[Labeled region entries]
________________________
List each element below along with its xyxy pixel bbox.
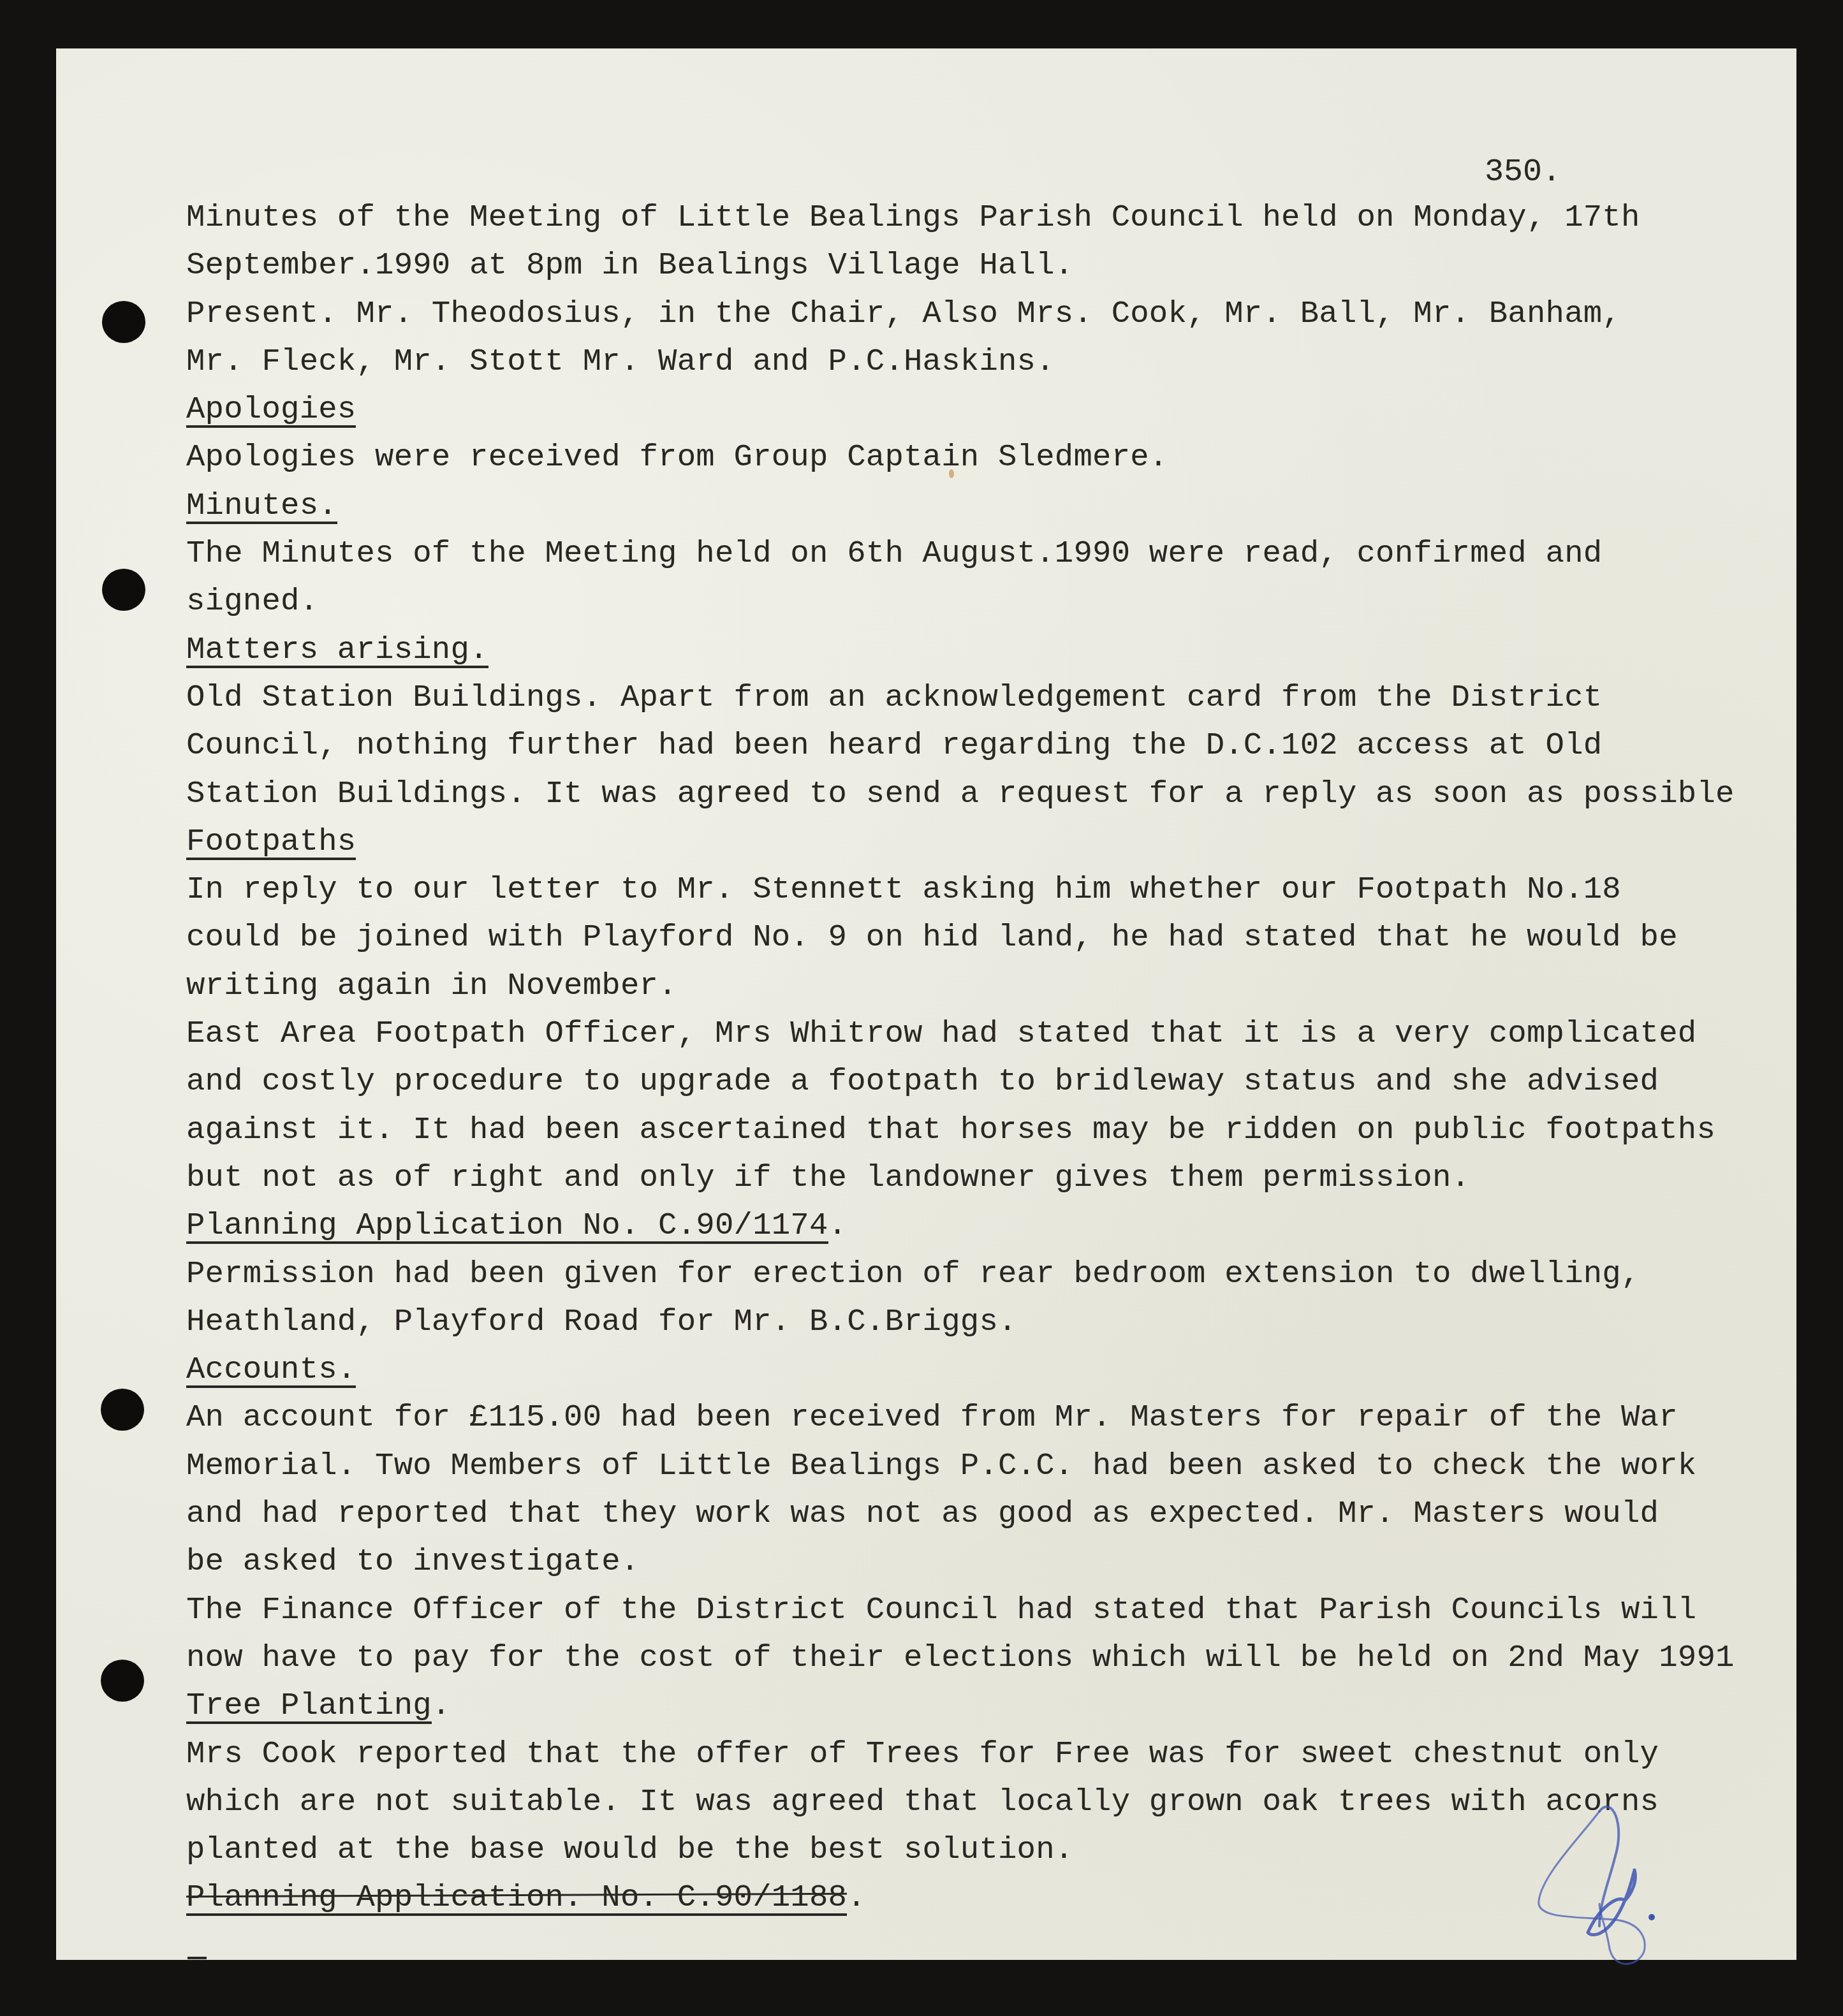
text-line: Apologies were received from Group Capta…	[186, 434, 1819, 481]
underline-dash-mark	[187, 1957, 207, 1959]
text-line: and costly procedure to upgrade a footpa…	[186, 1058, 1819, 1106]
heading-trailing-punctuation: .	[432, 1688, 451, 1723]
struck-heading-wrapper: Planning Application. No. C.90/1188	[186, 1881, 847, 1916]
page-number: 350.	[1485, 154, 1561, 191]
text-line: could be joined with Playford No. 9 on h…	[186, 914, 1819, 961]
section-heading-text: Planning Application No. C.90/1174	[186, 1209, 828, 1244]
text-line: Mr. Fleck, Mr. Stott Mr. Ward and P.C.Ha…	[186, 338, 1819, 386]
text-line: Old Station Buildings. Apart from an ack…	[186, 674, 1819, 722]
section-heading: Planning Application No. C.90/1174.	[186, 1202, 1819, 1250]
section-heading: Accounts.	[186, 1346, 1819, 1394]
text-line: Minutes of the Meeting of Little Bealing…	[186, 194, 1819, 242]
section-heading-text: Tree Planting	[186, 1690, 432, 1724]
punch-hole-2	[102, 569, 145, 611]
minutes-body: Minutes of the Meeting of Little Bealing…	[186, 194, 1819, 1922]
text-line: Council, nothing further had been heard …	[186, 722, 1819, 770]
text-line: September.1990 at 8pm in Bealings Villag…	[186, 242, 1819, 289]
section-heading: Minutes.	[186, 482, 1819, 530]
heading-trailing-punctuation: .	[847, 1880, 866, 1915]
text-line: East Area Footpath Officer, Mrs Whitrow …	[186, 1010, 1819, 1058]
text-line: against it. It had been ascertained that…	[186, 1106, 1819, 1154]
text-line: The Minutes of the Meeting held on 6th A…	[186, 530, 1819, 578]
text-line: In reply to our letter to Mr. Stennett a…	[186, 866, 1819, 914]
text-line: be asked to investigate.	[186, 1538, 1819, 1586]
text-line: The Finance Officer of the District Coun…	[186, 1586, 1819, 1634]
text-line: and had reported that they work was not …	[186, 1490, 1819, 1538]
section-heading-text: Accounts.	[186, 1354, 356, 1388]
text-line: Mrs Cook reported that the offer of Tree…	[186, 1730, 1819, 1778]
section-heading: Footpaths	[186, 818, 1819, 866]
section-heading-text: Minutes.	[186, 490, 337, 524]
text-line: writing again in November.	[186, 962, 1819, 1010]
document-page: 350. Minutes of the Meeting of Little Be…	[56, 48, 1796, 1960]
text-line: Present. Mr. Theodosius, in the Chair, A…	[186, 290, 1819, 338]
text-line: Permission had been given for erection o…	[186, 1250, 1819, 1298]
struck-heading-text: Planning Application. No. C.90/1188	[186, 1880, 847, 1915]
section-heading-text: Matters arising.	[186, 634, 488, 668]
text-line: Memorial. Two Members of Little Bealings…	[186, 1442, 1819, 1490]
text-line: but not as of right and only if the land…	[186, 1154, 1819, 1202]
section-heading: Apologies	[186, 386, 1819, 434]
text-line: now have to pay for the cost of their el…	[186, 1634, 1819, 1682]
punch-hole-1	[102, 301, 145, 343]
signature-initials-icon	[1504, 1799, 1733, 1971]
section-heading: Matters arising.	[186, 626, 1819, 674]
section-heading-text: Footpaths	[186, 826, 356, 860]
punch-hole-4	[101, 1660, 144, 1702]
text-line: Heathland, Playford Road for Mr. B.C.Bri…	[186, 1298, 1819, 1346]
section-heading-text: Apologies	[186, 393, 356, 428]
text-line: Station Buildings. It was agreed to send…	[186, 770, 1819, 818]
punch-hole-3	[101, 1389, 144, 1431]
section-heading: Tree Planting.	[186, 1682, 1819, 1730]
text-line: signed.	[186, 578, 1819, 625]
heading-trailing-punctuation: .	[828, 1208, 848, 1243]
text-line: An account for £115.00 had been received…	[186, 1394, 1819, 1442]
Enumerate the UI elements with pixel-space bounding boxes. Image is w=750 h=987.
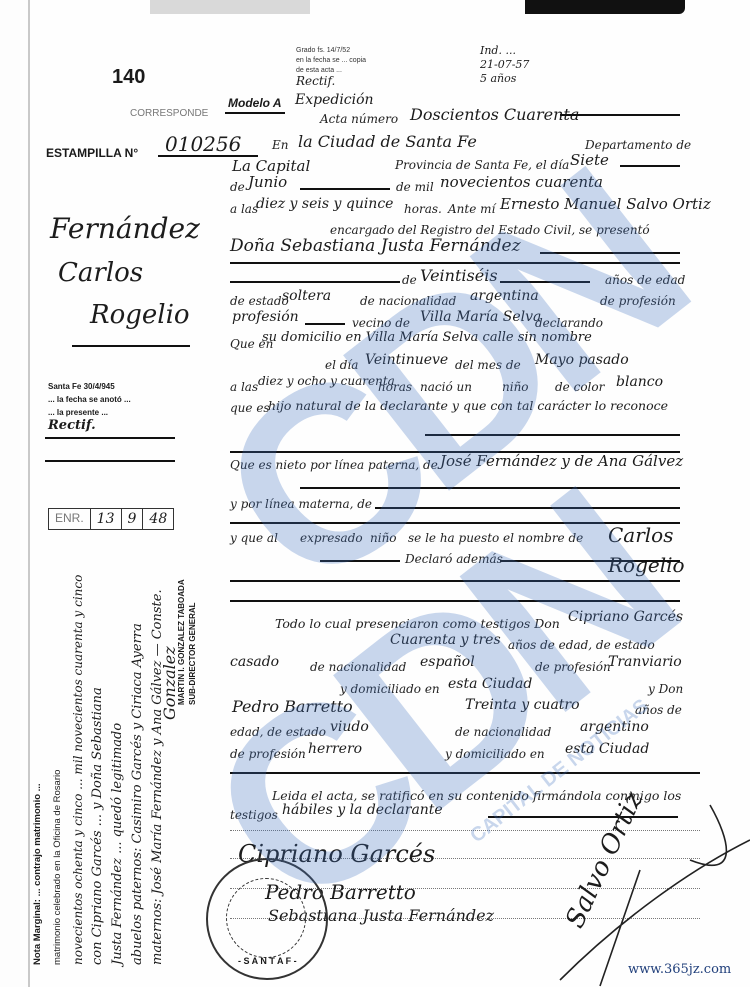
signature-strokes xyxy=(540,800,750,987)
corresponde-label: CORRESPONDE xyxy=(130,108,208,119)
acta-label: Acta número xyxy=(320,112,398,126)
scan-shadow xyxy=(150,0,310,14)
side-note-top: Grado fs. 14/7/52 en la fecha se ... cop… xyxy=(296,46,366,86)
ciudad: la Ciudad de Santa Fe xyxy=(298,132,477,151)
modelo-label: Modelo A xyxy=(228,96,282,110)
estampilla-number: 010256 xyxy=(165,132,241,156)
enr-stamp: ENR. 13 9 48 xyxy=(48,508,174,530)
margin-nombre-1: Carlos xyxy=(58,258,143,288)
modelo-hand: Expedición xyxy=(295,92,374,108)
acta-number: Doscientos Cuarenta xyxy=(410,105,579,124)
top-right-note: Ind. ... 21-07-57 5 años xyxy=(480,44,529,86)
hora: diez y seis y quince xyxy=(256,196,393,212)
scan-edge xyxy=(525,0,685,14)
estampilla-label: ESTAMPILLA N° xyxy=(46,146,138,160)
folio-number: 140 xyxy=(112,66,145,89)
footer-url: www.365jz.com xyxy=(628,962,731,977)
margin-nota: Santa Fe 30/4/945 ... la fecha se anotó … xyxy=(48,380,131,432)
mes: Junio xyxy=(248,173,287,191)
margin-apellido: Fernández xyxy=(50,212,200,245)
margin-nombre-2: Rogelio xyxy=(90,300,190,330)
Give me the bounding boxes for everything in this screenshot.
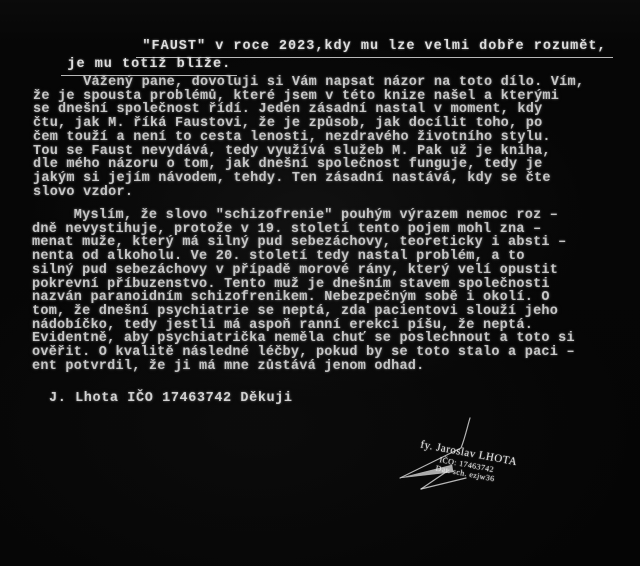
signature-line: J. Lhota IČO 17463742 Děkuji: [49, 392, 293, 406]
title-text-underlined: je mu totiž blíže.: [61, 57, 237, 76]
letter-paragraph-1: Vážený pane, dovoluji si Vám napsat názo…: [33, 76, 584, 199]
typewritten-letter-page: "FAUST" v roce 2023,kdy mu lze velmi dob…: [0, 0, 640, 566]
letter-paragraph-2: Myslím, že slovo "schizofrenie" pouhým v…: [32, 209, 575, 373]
________________________
### Stated problem
Copy out the lines of the material word for word, beginning at the line that contains "signature-line: J. Lhota" and continuing through the last line of the material.

### Task answer
signature-line: J. Lhota IČO 17463742 Děkuji: [49, 392, 293, 406]
title-text-underlined: je mu totiž blíže.: [61, 57, 237, 76]
letter-paragraph-1: Vážený pane, dovoluji si Vám napsat názo…: [33, 76, 584, 199]
typewritten-letter-page: "FAUST" v roce 2023,kdy mu lze velmi dob…: [0, 0, 640, 566]
letter-paragraph-2: Myslím, že slovo "schizofrenie" pouhým v…: [32, 209, 575, 373]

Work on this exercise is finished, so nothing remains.